Look through the data below. Pick out the lines holding the string "content".

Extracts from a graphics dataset
• • • •

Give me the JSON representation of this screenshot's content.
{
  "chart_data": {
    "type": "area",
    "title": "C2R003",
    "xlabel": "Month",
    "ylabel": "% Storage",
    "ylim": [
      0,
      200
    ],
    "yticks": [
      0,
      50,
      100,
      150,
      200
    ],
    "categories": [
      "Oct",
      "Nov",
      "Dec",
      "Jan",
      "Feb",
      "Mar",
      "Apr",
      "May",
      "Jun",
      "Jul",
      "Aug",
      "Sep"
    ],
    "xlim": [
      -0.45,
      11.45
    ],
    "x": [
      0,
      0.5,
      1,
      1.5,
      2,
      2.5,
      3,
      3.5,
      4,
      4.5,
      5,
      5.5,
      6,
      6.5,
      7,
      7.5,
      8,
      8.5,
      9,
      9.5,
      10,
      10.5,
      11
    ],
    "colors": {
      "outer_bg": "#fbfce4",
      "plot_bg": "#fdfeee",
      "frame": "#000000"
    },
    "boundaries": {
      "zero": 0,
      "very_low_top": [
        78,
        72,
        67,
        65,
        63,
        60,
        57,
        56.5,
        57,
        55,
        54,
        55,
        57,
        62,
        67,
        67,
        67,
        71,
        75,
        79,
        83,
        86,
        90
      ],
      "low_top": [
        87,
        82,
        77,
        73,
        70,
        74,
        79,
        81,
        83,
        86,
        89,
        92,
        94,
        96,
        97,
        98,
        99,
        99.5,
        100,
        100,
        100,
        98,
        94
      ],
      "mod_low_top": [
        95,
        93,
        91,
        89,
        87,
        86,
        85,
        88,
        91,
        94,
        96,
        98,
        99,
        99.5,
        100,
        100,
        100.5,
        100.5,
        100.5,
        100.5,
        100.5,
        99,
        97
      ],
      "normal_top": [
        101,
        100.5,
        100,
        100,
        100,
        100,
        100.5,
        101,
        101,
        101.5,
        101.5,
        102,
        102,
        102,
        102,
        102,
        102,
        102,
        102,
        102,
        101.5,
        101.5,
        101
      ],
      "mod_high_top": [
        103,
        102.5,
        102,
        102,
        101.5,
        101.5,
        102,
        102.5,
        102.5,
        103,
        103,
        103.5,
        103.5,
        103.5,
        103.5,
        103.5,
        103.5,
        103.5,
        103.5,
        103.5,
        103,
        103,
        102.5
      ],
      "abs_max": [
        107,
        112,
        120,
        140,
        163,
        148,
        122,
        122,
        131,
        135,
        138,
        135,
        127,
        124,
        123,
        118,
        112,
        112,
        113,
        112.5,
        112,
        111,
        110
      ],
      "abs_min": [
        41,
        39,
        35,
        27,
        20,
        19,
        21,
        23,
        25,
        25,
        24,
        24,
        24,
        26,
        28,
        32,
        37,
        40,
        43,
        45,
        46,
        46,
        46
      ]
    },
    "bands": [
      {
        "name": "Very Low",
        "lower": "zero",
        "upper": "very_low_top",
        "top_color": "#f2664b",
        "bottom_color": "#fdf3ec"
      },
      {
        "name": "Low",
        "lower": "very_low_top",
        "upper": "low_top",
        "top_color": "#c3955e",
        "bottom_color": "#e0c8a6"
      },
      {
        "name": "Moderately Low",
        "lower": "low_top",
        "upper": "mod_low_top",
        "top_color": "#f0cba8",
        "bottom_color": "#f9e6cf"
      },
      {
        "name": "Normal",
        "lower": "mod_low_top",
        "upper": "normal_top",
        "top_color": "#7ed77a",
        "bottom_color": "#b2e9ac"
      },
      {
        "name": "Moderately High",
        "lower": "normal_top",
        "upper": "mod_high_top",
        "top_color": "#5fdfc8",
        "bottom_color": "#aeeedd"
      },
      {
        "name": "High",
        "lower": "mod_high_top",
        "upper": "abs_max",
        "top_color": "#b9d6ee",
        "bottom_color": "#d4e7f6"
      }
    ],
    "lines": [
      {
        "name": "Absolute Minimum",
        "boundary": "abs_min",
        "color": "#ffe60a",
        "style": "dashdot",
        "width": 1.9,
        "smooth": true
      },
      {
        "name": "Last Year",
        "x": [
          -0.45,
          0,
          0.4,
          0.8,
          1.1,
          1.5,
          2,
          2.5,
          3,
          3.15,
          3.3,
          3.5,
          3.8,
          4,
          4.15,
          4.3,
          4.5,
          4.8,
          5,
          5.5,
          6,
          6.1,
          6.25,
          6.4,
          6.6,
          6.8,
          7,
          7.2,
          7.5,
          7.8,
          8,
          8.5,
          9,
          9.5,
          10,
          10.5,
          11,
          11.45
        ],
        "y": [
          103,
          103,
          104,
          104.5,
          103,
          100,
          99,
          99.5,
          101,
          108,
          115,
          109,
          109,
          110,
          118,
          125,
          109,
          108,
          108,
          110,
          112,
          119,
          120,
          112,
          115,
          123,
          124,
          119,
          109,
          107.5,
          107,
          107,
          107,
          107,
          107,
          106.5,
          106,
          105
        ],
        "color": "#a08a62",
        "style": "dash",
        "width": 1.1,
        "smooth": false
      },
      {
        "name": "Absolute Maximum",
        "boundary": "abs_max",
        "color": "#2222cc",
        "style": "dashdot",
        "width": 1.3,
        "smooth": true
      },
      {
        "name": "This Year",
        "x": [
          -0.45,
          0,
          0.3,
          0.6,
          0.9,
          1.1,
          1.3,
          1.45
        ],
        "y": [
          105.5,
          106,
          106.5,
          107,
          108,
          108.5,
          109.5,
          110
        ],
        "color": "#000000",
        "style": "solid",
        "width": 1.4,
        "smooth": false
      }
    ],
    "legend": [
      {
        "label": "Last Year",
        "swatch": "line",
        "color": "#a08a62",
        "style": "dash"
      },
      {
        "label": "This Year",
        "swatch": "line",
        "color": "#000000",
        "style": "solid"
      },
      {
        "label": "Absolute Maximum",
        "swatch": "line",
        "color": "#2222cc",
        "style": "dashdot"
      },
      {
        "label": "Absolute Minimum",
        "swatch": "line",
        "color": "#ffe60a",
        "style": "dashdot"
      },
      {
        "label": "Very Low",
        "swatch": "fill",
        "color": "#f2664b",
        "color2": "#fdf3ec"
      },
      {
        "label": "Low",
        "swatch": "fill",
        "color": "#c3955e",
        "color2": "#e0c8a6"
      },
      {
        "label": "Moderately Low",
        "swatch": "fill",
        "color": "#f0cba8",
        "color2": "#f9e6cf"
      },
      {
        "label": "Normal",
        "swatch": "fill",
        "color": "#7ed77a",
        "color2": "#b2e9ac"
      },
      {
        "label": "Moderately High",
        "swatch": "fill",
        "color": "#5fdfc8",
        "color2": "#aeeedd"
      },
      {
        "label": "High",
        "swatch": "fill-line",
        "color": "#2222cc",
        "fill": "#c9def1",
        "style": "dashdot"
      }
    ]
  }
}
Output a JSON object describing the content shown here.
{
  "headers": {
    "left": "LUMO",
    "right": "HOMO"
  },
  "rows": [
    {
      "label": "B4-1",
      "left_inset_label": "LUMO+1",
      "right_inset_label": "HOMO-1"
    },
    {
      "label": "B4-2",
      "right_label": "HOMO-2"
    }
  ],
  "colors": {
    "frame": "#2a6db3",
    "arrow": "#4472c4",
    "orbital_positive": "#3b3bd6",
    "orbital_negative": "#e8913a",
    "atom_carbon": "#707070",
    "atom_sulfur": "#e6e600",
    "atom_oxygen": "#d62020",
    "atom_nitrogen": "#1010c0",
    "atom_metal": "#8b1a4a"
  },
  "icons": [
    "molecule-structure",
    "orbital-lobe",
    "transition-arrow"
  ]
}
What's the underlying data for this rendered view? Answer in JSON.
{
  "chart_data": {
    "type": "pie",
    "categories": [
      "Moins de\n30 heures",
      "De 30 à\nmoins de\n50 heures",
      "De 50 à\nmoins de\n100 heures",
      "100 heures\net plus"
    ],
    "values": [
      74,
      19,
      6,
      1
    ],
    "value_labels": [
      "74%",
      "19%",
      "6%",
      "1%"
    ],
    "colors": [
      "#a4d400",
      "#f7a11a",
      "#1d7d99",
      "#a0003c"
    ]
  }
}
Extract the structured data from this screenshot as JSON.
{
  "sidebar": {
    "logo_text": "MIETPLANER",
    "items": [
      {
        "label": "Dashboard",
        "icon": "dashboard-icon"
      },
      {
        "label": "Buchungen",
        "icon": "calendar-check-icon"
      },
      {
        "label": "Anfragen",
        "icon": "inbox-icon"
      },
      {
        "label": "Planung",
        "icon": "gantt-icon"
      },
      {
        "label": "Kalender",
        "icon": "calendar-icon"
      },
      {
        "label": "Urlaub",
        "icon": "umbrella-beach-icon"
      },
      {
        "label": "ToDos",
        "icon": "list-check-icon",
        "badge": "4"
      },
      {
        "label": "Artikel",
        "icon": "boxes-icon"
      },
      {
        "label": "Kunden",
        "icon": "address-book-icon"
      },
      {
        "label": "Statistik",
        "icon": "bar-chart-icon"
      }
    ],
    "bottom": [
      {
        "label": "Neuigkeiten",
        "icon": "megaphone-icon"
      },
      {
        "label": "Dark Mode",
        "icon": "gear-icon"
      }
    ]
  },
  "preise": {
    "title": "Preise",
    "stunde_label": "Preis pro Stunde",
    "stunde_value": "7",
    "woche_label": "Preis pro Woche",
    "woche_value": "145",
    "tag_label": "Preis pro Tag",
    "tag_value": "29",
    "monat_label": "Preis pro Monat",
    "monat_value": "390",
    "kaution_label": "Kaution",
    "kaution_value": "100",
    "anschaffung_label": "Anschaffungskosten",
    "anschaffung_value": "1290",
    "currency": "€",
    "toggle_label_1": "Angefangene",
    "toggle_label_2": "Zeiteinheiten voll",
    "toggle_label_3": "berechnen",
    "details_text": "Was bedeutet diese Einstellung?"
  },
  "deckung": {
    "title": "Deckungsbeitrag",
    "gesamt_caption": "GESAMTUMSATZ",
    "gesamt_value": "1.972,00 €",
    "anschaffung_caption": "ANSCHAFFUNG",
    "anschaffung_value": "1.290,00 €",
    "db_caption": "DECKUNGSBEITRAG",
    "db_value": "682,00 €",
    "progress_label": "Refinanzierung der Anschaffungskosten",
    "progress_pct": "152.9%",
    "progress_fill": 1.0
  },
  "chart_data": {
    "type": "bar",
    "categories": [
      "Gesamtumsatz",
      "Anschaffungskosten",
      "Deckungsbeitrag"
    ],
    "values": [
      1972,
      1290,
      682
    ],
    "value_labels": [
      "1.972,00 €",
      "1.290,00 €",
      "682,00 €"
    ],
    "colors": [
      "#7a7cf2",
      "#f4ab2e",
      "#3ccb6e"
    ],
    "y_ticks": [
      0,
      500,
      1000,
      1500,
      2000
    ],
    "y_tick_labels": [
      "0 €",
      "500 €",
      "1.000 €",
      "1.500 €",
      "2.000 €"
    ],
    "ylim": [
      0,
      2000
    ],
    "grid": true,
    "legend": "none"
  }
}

• • • •

EXERCISE RESULT
Give me the JSON representation of this screenshot's content.
Output a JSON object describing the content shown here.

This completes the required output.